[Work instructions] When copying the entries below, leave out every picture and keep the rest exact.
=== Data for this exercise ===
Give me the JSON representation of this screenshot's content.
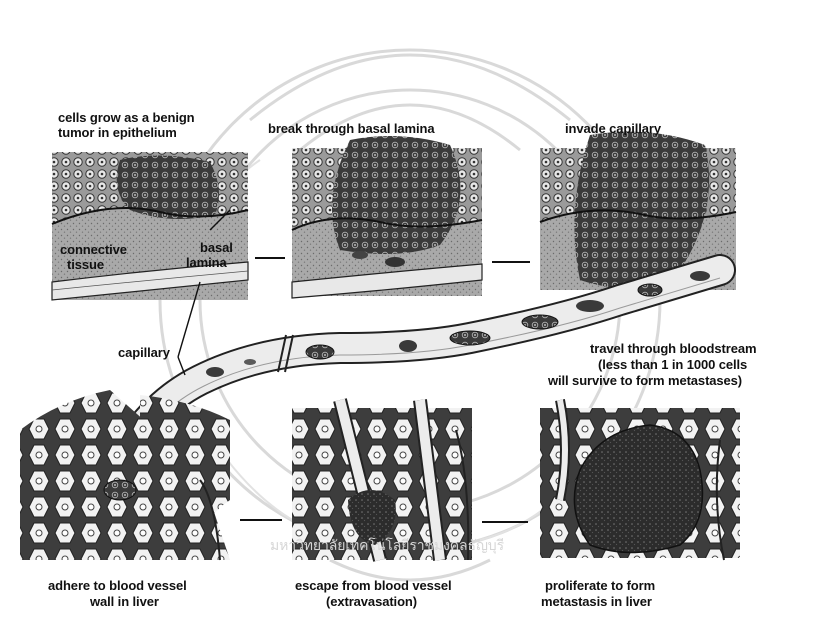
{
  "stages": {
    "s1_line1": "cells grow as a benign",
    "s1_line2": "tumor in epithelium",
    "s2": "break through basal lamina",
    "s3": "invade capillary",
    "connective_1": "connective",
    "connective_2": "tissue",
    "basal_1": "basal",
    "basal_2": "lamina",
    "capillary": "capillary",
    "travel_1": "travel through bloodstream",
    "travel_2": "(less than 1 in  1000 cells",
    "travel_3": "will survive to form metastases)",
    "adhere_1": "adhere to blood vessel",
    "adhere_2": "wall in liver",
    "escape_1": "escape from blood vessel",
    "escape_2": "(extravasation)",
    "prolif_1": "proliferate to form",
    "prolif_2": "metastasis in liver"
  },
  "watermark": {
    "text": "มหาวิทยาลัยเทคโนโลยีราชมงคลธัญบุรี"
  },
  "colors": {
    "ink": "#111111",
    "tumor": "#333333",
    "tissue": "#8a8a8a",
    "vessel": "#e6e6e6",
    "watermark": "#cfcfcf"
  }
}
===
[Final answer]
Give me the JSON representation of this screenshot's content.
{
  "stages": {
    "s1_line1": "cells grow as a benign",
    "s1_line2": "tumor in epithelium",
    "s2": "break through basal lamina",
    "s3": "invade capillary",
    "connective_1": "connective",
    "connective_2": "tissue",
    "basal_1": "basal",
    "basal_2": "lamina",
    "capillary": "capillary",
    "travel_1": "travel through bloodstream",
    "travel_2": "(less than 1 in  1000 cells",
    "travel_3": "will survive to form metastases)",
    "adhere_1": "adhere to blood vessel",
    "adhere_2": "wall in liver",
    "escape_1": "escape from blood vessel",
    "escape_2": "(extravasation)",
    "prolif_1": "proliferate to form",
    "prolif_2": "metastasis in liver"
  },
  "watermark": {
    "text": "มหาวิทยาลัยเทคโนโลยีราชมงคลธัญบุรี"
  },
  "colors": {
    "ink": "#111111",
    "tumor": "#333333",
    "tissue": "#8a8a8a",
    "vessel": "#e6e6e6",
    "watermark": "#cfcfcf"
  }
}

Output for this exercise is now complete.